▶ **Instructions for the task**
Reproduce the material unchanged, from its first line through the line containing "- panel: droopy eye: [77, 384, 892, 800]", including both of those lines.

▶ **Source material**
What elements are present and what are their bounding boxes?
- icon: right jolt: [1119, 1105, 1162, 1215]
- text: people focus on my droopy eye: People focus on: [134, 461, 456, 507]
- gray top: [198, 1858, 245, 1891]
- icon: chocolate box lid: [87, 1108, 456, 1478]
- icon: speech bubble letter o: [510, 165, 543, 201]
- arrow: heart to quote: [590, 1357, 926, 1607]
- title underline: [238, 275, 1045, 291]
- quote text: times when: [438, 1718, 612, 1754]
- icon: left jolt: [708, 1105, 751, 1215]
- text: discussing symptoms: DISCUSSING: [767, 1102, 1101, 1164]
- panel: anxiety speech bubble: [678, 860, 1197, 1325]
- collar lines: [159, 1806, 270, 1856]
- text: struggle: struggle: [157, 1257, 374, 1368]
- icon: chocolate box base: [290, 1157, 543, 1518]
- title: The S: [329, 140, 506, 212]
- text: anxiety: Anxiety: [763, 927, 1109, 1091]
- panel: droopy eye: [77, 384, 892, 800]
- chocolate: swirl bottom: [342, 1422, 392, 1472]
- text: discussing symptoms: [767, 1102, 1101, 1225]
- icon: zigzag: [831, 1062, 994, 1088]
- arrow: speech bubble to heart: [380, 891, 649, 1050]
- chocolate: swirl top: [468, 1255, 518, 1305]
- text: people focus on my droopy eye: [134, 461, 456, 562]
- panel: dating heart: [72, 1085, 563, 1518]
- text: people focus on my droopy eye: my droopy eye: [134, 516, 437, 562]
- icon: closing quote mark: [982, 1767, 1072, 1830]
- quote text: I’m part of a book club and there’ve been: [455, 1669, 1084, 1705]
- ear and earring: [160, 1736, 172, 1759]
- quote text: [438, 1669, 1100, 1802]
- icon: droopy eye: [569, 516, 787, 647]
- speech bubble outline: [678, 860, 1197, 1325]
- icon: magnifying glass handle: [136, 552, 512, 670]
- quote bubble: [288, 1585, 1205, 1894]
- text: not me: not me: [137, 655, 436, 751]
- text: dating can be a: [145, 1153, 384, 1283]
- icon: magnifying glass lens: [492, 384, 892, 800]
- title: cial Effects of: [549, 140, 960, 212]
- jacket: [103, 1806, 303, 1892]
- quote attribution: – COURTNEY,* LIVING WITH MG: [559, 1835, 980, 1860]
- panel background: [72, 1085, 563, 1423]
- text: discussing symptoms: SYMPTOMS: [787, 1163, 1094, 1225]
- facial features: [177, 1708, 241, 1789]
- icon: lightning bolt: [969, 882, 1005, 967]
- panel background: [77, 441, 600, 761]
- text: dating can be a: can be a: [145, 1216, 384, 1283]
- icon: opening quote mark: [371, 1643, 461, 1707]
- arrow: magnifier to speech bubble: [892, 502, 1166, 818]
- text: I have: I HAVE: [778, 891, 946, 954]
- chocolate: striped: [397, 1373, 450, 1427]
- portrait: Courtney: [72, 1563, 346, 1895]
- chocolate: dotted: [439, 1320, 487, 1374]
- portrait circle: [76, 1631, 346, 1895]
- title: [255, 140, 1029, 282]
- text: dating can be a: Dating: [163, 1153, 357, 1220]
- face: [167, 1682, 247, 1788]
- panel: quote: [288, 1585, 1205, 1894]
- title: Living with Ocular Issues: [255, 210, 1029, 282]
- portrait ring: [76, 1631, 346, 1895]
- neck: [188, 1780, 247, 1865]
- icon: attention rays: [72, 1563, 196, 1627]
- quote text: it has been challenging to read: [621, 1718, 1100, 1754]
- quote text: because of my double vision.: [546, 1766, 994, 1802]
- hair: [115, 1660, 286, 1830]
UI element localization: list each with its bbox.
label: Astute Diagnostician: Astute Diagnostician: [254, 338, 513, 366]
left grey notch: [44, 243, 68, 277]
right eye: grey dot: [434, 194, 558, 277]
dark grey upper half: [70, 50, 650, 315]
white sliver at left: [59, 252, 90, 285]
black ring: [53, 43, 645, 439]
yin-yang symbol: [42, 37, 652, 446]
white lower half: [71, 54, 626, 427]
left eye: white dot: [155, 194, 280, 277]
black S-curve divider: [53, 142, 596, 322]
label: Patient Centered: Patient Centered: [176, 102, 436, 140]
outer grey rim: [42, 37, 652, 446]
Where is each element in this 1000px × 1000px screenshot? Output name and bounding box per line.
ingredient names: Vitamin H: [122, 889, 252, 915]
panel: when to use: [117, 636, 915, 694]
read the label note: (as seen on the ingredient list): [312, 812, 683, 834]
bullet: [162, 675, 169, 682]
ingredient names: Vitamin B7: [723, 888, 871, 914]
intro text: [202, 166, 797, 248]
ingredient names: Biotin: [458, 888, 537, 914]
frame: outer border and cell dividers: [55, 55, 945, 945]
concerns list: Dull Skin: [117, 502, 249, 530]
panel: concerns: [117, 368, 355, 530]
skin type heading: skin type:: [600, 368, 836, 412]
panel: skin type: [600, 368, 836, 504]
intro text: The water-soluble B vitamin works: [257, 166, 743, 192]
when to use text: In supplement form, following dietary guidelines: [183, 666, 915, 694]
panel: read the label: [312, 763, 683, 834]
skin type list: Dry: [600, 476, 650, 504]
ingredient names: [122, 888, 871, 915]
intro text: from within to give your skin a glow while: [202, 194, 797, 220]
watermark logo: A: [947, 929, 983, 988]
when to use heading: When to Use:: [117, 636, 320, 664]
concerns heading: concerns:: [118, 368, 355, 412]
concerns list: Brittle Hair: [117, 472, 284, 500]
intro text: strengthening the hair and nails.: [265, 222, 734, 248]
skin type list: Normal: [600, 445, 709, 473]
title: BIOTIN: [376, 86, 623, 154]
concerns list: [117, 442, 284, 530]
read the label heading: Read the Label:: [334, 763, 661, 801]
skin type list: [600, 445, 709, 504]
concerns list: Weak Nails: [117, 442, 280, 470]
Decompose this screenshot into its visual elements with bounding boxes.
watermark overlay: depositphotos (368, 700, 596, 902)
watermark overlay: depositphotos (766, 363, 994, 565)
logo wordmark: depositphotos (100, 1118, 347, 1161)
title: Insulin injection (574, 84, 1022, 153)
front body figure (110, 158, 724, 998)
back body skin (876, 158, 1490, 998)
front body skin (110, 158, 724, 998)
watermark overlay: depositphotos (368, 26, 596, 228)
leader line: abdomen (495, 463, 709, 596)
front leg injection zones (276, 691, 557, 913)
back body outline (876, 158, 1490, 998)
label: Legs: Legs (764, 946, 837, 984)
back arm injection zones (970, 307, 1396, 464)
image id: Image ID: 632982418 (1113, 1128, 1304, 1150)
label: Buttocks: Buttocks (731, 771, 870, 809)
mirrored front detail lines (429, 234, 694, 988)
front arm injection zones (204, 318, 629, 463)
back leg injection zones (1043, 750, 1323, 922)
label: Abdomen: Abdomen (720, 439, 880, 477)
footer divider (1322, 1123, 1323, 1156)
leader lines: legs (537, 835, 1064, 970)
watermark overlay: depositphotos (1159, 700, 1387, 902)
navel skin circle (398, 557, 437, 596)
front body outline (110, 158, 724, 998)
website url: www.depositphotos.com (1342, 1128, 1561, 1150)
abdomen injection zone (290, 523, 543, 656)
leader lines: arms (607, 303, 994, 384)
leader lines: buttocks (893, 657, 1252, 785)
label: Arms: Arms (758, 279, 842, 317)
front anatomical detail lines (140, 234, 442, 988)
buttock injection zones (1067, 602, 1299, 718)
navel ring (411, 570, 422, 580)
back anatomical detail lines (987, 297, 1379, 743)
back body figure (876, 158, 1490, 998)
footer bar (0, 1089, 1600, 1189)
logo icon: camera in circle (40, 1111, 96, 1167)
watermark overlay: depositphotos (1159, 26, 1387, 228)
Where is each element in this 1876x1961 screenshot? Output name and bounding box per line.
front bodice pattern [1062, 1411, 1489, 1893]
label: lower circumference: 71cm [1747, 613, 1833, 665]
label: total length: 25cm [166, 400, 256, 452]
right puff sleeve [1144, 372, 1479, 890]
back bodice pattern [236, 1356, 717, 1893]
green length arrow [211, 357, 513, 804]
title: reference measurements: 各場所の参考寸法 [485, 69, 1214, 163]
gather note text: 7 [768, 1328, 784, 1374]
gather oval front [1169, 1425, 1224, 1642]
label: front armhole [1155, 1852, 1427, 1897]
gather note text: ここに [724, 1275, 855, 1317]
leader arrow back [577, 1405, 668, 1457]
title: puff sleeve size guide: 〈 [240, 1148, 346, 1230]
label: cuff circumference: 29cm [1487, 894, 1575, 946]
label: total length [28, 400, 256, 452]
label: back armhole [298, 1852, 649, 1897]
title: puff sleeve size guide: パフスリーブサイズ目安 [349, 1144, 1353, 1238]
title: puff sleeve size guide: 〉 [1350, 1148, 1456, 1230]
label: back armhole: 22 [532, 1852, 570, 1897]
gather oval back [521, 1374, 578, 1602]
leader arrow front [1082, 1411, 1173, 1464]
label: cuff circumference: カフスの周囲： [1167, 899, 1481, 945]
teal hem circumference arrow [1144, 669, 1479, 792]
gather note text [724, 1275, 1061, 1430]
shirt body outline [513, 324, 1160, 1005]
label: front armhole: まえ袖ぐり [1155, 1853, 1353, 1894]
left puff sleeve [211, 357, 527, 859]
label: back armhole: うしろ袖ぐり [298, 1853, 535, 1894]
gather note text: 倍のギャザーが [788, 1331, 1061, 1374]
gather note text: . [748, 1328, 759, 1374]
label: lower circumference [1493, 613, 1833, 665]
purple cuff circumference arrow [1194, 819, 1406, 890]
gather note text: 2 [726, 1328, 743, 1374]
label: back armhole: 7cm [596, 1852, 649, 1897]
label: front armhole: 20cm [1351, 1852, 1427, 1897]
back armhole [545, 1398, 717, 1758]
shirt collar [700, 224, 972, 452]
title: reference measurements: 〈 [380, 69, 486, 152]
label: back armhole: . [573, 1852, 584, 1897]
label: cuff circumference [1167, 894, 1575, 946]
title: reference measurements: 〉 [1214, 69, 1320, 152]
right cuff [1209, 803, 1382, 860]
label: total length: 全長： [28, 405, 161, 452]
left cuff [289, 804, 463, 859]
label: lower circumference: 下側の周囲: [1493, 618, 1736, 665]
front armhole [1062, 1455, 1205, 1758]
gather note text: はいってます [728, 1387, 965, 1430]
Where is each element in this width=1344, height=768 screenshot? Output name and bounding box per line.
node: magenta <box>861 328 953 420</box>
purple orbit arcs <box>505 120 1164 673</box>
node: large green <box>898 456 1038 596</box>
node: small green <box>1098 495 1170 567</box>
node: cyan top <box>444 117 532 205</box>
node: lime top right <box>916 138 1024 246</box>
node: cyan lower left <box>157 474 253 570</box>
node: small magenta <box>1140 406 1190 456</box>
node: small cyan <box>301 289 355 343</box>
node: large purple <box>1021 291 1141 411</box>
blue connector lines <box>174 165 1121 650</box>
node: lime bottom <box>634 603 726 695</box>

▶ **Full answer**
What elements are present and what are their bounding boxes?
- icon: right jolt: [1119, 1105, 1162, 1215]
- text: people focus on my droopy eye: People focus on: [134, 461, 456, 507]
- gray top: [198, 1858, 245, 1891]
- icon: chocolate box lid: [87, 1108, 456, 1478]
- icon: speech bubble letter o: [510, 165, 543, 201]
- arrow: heart to quote: [590, 1357, 926, 1607]
- title underline: [238, 275, 1045, 291]
- quote text: times when: [438, 1718, 612, 1754]
- icon: left jolt: [708, 1105, 751, 1215]
- text: discussing symptoms: DISCUSSING: [767, 1102, 1101, 1164]
- panel: anxiety speech bubble: [678, 860, 1197, 1325]
- collar lines: [159, 1806, 270, 1856]
- text: struggle: struggle: [157, 1257, 374, 1368]
- icon: chocolate box base: [290, 1157, 543, 1518]
- title: The S: [329, 140, 506, 212]
- text: anxiety: Anxiety: [763, 927, 1109, 1091]
- panel: droopy eye: [77, 384, 892, 800]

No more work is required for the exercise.